**Records for the exercise**
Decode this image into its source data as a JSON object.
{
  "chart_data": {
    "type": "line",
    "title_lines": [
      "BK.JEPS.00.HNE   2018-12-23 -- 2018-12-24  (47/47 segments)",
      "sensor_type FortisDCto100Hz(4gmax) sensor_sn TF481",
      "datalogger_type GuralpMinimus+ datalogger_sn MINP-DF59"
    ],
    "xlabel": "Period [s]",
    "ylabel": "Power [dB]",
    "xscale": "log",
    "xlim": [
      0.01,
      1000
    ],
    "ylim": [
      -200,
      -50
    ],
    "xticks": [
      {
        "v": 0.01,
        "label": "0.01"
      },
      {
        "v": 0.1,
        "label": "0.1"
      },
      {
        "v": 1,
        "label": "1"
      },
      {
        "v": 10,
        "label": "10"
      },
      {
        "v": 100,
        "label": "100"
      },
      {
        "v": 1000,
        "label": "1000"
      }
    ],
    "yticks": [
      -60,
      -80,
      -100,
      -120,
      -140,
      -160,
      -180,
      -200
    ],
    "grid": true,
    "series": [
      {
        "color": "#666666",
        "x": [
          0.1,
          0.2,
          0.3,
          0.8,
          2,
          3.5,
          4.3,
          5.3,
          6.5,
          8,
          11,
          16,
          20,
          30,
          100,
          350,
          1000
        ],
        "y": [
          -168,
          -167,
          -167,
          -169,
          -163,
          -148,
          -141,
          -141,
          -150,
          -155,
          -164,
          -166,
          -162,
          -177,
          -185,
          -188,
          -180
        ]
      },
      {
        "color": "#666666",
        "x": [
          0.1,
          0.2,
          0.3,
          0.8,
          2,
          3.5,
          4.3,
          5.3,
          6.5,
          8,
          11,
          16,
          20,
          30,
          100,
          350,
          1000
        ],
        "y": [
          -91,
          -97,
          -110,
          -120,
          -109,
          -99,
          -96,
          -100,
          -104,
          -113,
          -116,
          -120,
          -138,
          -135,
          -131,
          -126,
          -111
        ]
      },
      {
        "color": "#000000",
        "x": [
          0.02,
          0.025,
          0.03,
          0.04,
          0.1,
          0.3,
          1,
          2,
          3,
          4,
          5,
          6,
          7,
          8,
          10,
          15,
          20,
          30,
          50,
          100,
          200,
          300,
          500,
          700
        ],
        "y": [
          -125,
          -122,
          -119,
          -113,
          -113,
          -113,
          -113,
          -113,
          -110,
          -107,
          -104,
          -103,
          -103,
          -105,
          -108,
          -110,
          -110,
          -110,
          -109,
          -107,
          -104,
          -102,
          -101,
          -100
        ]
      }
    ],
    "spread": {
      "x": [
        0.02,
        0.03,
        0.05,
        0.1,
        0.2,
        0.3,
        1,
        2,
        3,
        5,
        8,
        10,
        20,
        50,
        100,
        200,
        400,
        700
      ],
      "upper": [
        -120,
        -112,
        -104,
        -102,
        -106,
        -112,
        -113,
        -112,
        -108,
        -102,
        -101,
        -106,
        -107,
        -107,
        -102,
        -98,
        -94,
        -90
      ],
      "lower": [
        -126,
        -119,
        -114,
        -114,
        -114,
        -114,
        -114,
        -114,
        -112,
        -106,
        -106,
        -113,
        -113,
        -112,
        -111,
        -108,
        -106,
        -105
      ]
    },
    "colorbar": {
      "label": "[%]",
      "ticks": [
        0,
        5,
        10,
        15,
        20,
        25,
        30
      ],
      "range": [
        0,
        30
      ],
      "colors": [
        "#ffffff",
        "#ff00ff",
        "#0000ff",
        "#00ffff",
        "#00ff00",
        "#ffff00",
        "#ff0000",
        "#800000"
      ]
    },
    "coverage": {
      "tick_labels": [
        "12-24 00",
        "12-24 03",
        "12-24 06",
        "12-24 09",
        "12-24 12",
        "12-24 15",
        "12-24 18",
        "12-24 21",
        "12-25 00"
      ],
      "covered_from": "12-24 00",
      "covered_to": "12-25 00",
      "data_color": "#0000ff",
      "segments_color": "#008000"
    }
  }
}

**Task brief**
Reproduce all of the data exactly as given.

**Exercise response**
Decode this image into its source data as a JSON object.
{
  "chart_data": {
    "type": "line",
    "title_lines": [
      "BK.JEPS.00.HNE   2018-12-23 -- 2018-12-24  (47/47 segments)",
      "sensor_type FortisDCto100Hz(4gmax) sensor_sn TF481",
      "datalogger_type GuralpMinimus+ datalogger_sn MINP-DF59"
    ],
    "xlabel": "Period [s]",
    "ylabel": "Power [dB]",
    "xscale": "log",
    "xlim": [
      0.01,
      1000
    ],
    "ylim": [
      -200,
      -50
    ],
    "xticks": [
      {
        "v": 0.01,
        "label": "0.01"
      },
      {
        "v": 0.1,
        "label": "0.1"
      },
      {
        "v": 1,
        "label": "1"
      },
      {
        "v": 10,
        "label": "10"
      },
      {
        "v": 100,
        "label": "100"
      },
      {
        "v": 1000,
        "label": "1000"
      }
    ],
    "yticks": [
      -60,
      -80,
      -100,
      -120,
      -140,
      -160,
      -180,
      -200
    ],
    "grid": true,
    "series": [
      {
        "color": "#666666",
        "x": [
          0.1,
          0.2,
          0.3,
          0.8,
          2,
          3.5,
          4.3,
          5.3,
          6.5,
          8,
          11,
          16,
          20,
          30,
          100,
          350,
          1000
        ],
        "y": [
          -168,
          -167,
          -167,
          -169,
          -163,
          -148,
          -141,
          -141,
          -150,
          -155,
          -164,
          -166,
          -162,
          -177,
          -185,
          -188,
          -180
        ]
      },
      {
        "color": "#666666",
        "x": [
          0.1,
          0.2,
          0.3,
          0.8,
          2,
          3.5,
          4.3,
          5.3,
          6.5,
          8,
          11,
          16,
          20,
          30,
          100,
          350,
          1000
        ],
        "y": [
          -91,
          -97,
          -110,
          -120,
          -109,
          -99,
          -96,
          -100,
          -104,
          -113,
          -116,
          -120,
          -138,
          -135,
          -131,
          -126,
          -111
        ]
      },
      {
        "color": "#000000",
        "x": [
          0.02,
          0.025,
          0.03,
          0.04,
          0.1,
          0.3,
          1,
          2,
          3,
          4,
          5,
          6,
          7,
          8,
          10,
          15,
          20,
          30,
          50,
          100,
          200,
          300,
          500,
          700
        ],
        "y": [
          -125,
          -122,
          -119,
          -113,
          -113,
          -113,
          -113,
          -113,
          -110,
          -107,
          -104,
          -103,
          -103,
          -105,
          -108,
          -110,
          -110,
          -110,
          -109,
          -107,
          -104,
          -102,
          -101,
          -100
        ]
      }
    ],
    "spread": {
      "x": [
        0.02,
        0.03,
        0.05,
        0.1,
        0.2,
        0.3,
        1,
        2,
        3,
        5,
        8,
        10,
        20,
        50,
        100,
        200,
        400,
        700
      ],
      "upper": [
        -120,
        -112,
        -104,
        -102,
        -106,
        -112,
        -113,
        -112,
        -108,
        -102,
        -101,
        -106,
        -107,
        -107,
        -102,
        -98,
        -94,
        -90
      ],
      "lower": [
        -126,
        -119,
        -114,
        -114,
        -114,
        -114,
        -114,
        -114,
        -112,
        -106,
        -106,
        -113,
        -113,
        -112,
        -111,
        -108,
        -106,
        -105
      ]
    },
    "colorbar": {
      "label": "[%]",
      "ticks": [
        0,
        5,
        10,
        15,
        20,
        25,
        30
      ],
      "range": [
        0,
        30
      ],
      "colors": [
        "#ffffff",
        "#ff00ff",
        "#0000ff",
        "#00ffff",
        "#00ff00",
        "#ffff00",
        "#ff0000",
        "#800000"
      ]
    },
    "coverage": {
      "tick_labels": [
        "12-24 00",
        "12-24 03",
        "12-24 06",
        "12-24 09",
        "12-24 12",
        "12-24 15",
        "12-24 18",
        "12-24 21",
        "12-25 00"
      ],
      "covered_from": "12-24 00",
      "covered_to": "12-25 00",
      "data_color": "#0000ff",
      "segments_color": "#008000"
    }
  }
}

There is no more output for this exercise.